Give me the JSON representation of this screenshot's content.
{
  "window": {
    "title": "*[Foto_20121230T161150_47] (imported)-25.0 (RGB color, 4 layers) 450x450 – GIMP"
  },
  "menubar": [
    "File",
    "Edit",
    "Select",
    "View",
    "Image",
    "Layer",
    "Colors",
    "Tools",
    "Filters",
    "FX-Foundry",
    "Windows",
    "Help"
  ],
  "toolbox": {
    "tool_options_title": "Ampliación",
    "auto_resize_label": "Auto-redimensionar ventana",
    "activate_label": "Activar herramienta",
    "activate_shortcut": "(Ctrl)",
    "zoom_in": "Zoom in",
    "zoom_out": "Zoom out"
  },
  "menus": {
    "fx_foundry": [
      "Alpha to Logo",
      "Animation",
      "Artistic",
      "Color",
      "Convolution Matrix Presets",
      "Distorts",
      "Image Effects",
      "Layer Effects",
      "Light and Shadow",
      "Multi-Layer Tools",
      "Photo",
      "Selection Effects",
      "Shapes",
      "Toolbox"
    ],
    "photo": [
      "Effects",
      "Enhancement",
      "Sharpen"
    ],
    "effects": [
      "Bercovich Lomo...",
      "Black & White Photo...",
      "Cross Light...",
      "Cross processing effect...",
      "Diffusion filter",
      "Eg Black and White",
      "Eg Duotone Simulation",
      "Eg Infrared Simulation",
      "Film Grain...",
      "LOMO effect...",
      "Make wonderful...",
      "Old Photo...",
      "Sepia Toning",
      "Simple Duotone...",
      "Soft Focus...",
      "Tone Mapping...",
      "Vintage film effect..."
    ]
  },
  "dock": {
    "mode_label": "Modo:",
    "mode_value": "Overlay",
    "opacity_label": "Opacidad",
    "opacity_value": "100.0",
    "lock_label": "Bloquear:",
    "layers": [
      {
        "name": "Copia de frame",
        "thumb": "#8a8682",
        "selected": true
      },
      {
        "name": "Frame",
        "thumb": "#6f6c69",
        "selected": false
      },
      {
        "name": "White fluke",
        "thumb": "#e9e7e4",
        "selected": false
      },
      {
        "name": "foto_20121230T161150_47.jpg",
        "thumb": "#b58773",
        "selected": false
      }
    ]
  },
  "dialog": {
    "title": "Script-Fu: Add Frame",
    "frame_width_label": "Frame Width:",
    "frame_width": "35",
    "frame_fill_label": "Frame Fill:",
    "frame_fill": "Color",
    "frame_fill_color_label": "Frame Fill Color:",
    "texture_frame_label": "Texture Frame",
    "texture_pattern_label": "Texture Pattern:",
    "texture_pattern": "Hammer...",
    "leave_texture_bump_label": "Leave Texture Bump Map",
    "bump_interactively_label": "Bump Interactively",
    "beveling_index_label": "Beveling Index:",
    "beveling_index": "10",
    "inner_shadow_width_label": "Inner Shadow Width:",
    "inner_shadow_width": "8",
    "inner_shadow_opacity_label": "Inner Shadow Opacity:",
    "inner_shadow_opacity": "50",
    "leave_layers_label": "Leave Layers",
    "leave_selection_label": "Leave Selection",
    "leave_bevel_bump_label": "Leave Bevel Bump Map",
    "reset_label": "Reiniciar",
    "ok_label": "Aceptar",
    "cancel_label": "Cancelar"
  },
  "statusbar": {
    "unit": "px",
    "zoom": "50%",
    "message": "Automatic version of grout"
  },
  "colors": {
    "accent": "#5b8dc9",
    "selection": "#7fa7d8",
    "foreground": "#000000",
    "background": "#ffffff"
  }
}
++++
_Work to complete_: Transcribe each entry exactly.

_Exercise solution_:
Give me the JSON representation of this screenshot's content.
{
  "window": {
    "title": "*[Foto_20121230T161150_47] (imported)-25.0 (RGB color, 4 layers) 450x450 – GIMP"
  },
  "menubar": [
    "File",
    "Edit",
    "Select",
    "View",
    "Image",
    "Layer",
    "Colors",
    "Tools",
    "Filters",
    "FX-Foundry",
    "Windows",
    "Help"
  ],
  "toolbox": {
    "tool_options_title": "Ampliación",
    "auto_resize_label": "Auto-redimensionar ventana",
    "activate_label": "Activar herramienta",
    "activate_shortcut": "(Ctrl)",
    "zoom_in": "Zoom in",
    "zoom_out": "Zoom out"
  },
  "menus": {
    "fx_foundry": [
      "Alpha to Logo",
      "Animation",
      "Artistic",
      "Color",
      "Convolution Matrix Presets",
      "Distorts",
      "Image Effects",
      "Layer Effects",
      "Light and Shadow",
      "Multi-Layer Tools",
      "Photo",
      "Selection Effects",
      "Shapes",
      "Toolbox"
    ],
    "photo": [
      "Effects",
      "Enhancement",
      "Sharpen"
    ],
    "effects": [
      "Bercovich Lomo...",
      "Black & White Photo...",
      "Cross Light...",
      "Cross processing effect...",
      "Diffusion filter",
      "Eg Black and White",
      "Eg Duotone Simulation",
      "Eg Infrared Simulation",
      "Film Grain...",
      "LOMO effect...",
      "Make wonderful...",
      "Old Photo...",
      "Sepia Toning",
      "Simple Duotone...",
      "Soft Focus...",
      "Tone Mapping...",
      "Vintage film effect..."
    ]
  },
  "dock": {
    "mode_label": "Modo:",
    "mode_value": "Overlay",
    "opacity_label": "Opacidad",
    "opacity_value": "100.0",
    "lock_label": "Bloquear:",
    "layers": [
      {
        "name": "Copia de frame",
        "thumb": "#8a8682",
        "selected": true
      },
      {
        "name": "Frame",
        "thumb": "#6f6c69",
        "selected": false
      },
      {
        "name": "White fluke",
        "thumb": "#e9e7e4",
        "selected": false
      },
      {
        "name": "foto_20121230T161150_47.jpg",
        "thumb": "#b58773",
        "selected": false
      }
    ]
  },
  "dialog": {
    "title": "Script-Fu: Add Frame",
    "frame_width_label": "Frame Width:",
    "frame_width": "35",
    "frame_fill_label": "Frame Fill:",
    "frame_fill": "Color",
    "frame_fill_color_label": "Frame Fill Color:",
    "texture_frame_label": "Texture Frame",
    "texture_pattern_label": "Texture Pattern:",
    "texture_pattern": "Hammer...",
    "leave_texture_bump_label": "Leave Texture Bump Map",
    "bump_interactively_label": "Bump Interactively",
    "beveling_index_label": "Beveling Index:",
    "beveling_index": "10",
    "inner_shadow_width_label": "Inner Shadow Width:",
    "inner_shadow_width": "8",
    "inner_shadow_opacity_label": "Inner Shadow Opacity:",
    "inner_shadow_opacity": "50",
    "leave_layers_label": "Leave Layers",
    "leave_selection_label": "Leave Selection",
    "leave_bevel_bump_label": "Leave Bevel Bump Map",
    "reset_label": "Reiniciar",
    "ok_label": "Aceptar",
    "cancel_label": "Cancelar"
  },
  "statusbar": {
    "unit": "px",
    "zoom": "50%",
    "message": "Automatic version of grout"
  },
  "colors": {
    "accent": "#5b8dc9",
    "selection": "#7fa7d8",
    "foreground": "#000000",
    "background": "#ffffff"
  }
}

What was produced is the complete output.